━━━ Input data
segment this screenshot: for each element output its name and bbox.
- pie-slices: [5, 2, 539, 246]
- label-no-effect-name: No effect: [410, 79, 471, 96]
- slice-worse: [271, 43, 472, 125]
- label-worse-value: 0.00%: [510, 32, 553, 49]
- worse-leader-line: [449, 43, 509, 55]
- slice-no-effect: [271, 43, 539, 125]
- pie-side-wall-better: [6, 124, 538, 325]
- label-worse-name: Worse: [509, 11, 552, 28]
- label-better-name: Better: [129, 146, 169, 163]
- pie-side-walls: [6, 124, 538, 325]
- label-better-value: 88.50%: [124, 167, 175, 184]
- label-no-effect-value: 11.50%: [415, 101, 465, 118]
━━━━━━
[What is required] Reproduce every line of the listing above word for word, keeping each name, character, and number unchanged.

[Task result]
segment this screenshot: for each element output its name and bbox.
- pie-slices: [5, 2, 539, 246]
- label-no-effect-name: No effect: [410, 79, 471, 96]
- slice-worse: [271, 43, 472, 125]
- label-worse-value: 0.00%: [510, 32, 553, 49]
- worse-leader-line: [449, 43, 509, 55]
- slice-no-effect: [271, 43, 539, 125]
- pie-side-wall-better: [6, 124, 538, 325]
- label-worse-name: Worse: [509, 11, 552, 28]
- label-better-name: Better: [129, 146, 169, 163]
- pie-side-walls: [6, 124, 538, 325]
- label-better-value: 88.50%: [124, 167, 175, 184]
- label-no-effect-value: 11.50%: [415, 101, 465, 118]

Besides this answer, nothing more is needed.